● **DIRECTIVE**: Copy out the data exactly, leaving the pictures behind.

= = = = = = =

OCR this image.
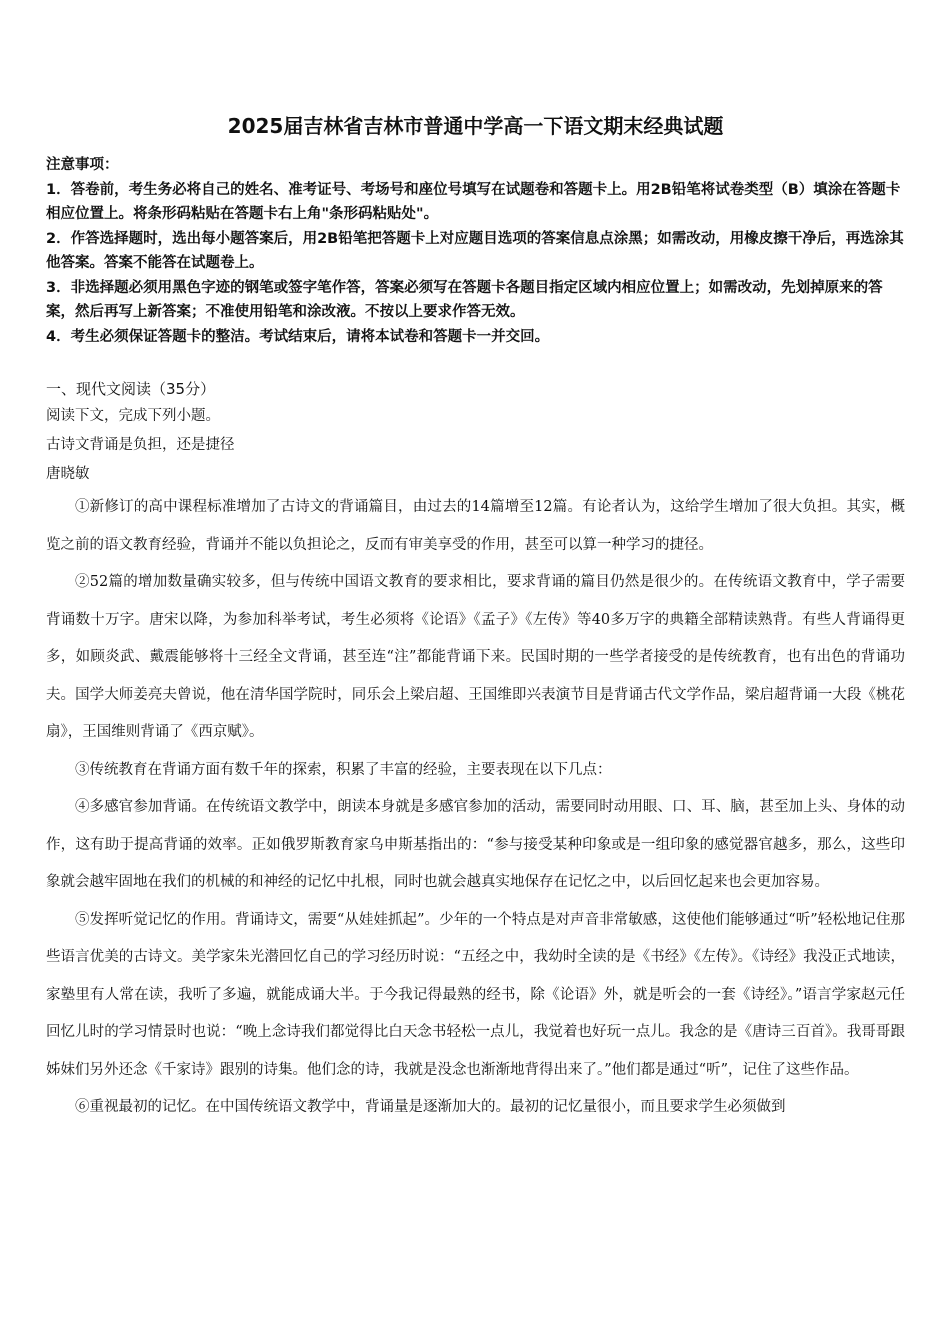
2025届吉林省吉林市普通中学高一下语文期末经典试题

注意事项：

1．答卷前，考生务必将自己的姓名、准考证号、考场号和座位号填写在试题卷和答题卡上。用2B铅笔将试卷类型（B）填涂在答题卡相应位置上。将条形码粘贴在答题卡右上角"条形码粘贴处"。

2．作答选择题时，选出每小题答案后，用2B铅笔把答题卡上对应题目选项的答案信息点涂黑；如需改动，用橡皮擦干净后，再选涂其他答案。答案不能答在试题卷上。

3．非选择题必须用黑色字迹的钢笔或签字笔作答，答案必须写在答题卡各题目指定区域内相应位置上；如需改动，先划掉原来的答案，然后再写上新答案；不准使用铅笔和涂改液。不按以上要求作答无效。

4．考生必须保证答题卡的整洁。考试结束后，请将本试卷和答题卡一并交回。

一、现代文阅读（35分）

阅读下文，完成下列小题。

古诗文背诵是负担，还是捷径

唐晓敏

①新修订的高中课程标准增加了古诗文的背诵篇目，由过去的14篇增至12篇。有论者认为，这给学生增加了很大负担。其实，概览之前的语文教育经验，背诵并不能以负担论之，反而有审美享受的作用，甚至可以算一种学习的捷径。

②52篇的增加数量确实较多，但与传统中国语文教育的要求相比，要求背诵的篇目仍然是很少的。在传统语文教育中，学子需要背诵数十万字。唐宋以降，为参加科举考试，考生必须将《论语》《孟子》《左传》等40多万字的典籍全部精读熟背。有些人背诵得更多，如顾炎武、戴震能够将十三经全文背诵，甚至连“注”都能背诵下来。民国时期的一些学者接受的是传统教育，也有出色的背诵功夫。国学大师姜亮夫曾说，他在清华国学院时，同乐会上梁启超、王国维即兴表演节目是背诵古代文学作品，梁启超背诵一大段《桃花扇》，王国维则背诵了《西京赋》。

③传统教育在背诵方面有数千年的探索，积累了丰富的经验，主要表现在以下几点：

④多感官参加背诵。在传统语文教学中，朗读本身就是多感官参加的活动，需要同时动用眼、口、耳、脑，甚至加上头、身体的动作，这有助于提高背诵的效率。正如俄罗斯教育家乌申斯基指出的：“参与接受某种印象或是一组印象的感觉器官越多，那么，这些印象就会越牢固地在我们的机械的和神经的记忆中扎根，同时也就会越真实地保存在记忆之中，以后回忆起来也会更加容易。

⑤发挥听觉记忆的作用。背诵诗文，需要“从娃娃抓起”。少年的一个特点是对声音非常敏感，这使他们能够通过“听”轻松地记住那些语言优美的古诗文。美学家朱光潜回忆自己的学习经历时说：“五经之中，我幼时全读的是《书经》《左传》。《诗经》我没正式地读，家塾里有人常在读，我听了多遍，就能成诵大半。于今我记得最熟的经书，除《论语》外，就是听会的一套《诗经》。”语言学家赵元任回忆儿时的学习情景时也说：“晚上念诗我们都觉得比白天念书轻松一点儿，我觉着也好玩一点儿。我念的是《唐诗三百首》。我哥哥跟姊妹们另外还念《千家诗》跟别的诗集。他们念的诗，我就是没念也渐渐地背得出来了。”他们都是通过“听”，记住了这些作品。

⑥重视最初的记忆。在中国传统语文教学中，背诵量是逐渐加大的。最初的记忆量很小，而且要求学生必须做到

= = = = = = =

● **SOLVED PROBLEM**:
OCR this image.
2025届吉林省吉林市普通中学高一下语文期末经典试题

注意事项：

1．答卷前，考生务必将自己的姓名、准考证号、考场号和座位号填写在试题卷和答题卡上。用2B铅笔将试卷类型（B）填涂在答题卡相应位置上。将条形码粘贴在答题卡右上角"条形码粘贴处"。

2．作答选择题时，选出每小题答案后，用2B铅笔把答题卡上对应题目选项的答案信息点涂黑；如需改动，用橡皮擦干净后，再选涂其他答案。答案不能答在试题卷上。

3．非选择题必须用黑色字迹的钢笔或签字笔作答，答案必须写在答题卡各题目指定区域内相应位置上；如需改动，先划掉原来的答案，然后再写上新答案；不准使用铅笔和涂改液。不按以上要求作答无效。

4．考生必须保证答题卡的整洁。考试结束后，请将本试卷和答题卡一并交回。

一、现代文阅读（35分）

阅读下文，完成下列小题。

古诗文背诵是负担，还是捷径

唐晓敏

①新修订的高中课程标准增加了古诗文的背诵篇目，由过去的14篇增至12篇。有论者认为，这给学生增加了很大负担。其实，概览之前的语文教育经验，背诵并不能以负担论之，反而有审美享受的作用，甚至可以算一种学习的捷径。

②52篇的增加数量确实较多，但与传统中国语文教育的要求相比，要求背诵的篇目仍然是很少的。在传统语文教育中，学子需要背诵数十万字。唐宋以降，为参加科举考试，考生必须将《论语》《孟子》《左传》等40多万字的典籍全部精读熟背。有些人背诵得更多，如顾炎武、戴震能够将十三经全文背诵，甚至连“注”都能背诵下来。民国时期的一些学者接受的是传统教育，也有出色的背诵功夫。国学大师姜亮夫曾说，他在清华国学院时，同乐会上梁启超、王国维即兴表演节目是背诵古代文学作品，梁启超背诵一大段《桃花扇》，王国维则背诵了《西京赋》。

③传统教育在背诵方面有数千年的探索，积累了丰富的经验，主要表现在以下几点：

④多感官参加背诵。在传统语文教学中，朗读本身就是多感官参加的活动，需要同时动用眼、口、耳、脑，甚至加上头、身体的动作，这有助于提高背诵的效率。正如俄罗斯教育家乌申斯基指出的：“参与接受某种印象或是一组印象的感觉器官越多，那么，这些印象就会越牢固地在我们的机械的和神经的记忆中扎根，同时也就会越真实地保存在记忆之中，以后回忆起来也会更加容易。

⑤发挥听觉记忆的作用。背诵诗文，需要“从娃娃抓起”。少年的一个特点是对声音非常敏感，这使他们能够通过“听”轻松地记住那些语言优美的古诗文。美学家朱光潜回忆自己的学习经历时说：“五经之中，我幼时全读的是《书经》《左传》。《诗经》我没正式地读，家塾里有人常在读，我听了多遍，就能成诵大半。于今我记得最熟的经书，除《论语》外，就是听会的一套《诗经》。”语言学家赵元任回忆儿时的学习情景时也说：“晚上念诗我们都觉得比白天念书轻松一点儿，我觉着也好玩一点儿。我念的是《唐诗三百首》。我哥哥跟姊妹们另外还念《千家诗》跟别的诗集。他们念的诗，我就是没念也渐渐地背得出来了。”他们都是通过“听”，记住了这些作品。

⑥重视最初的记忆。在中国传统语文教学中，背诵量是逐渐加大的。最初的记忆量很小，而且要求学生必须做到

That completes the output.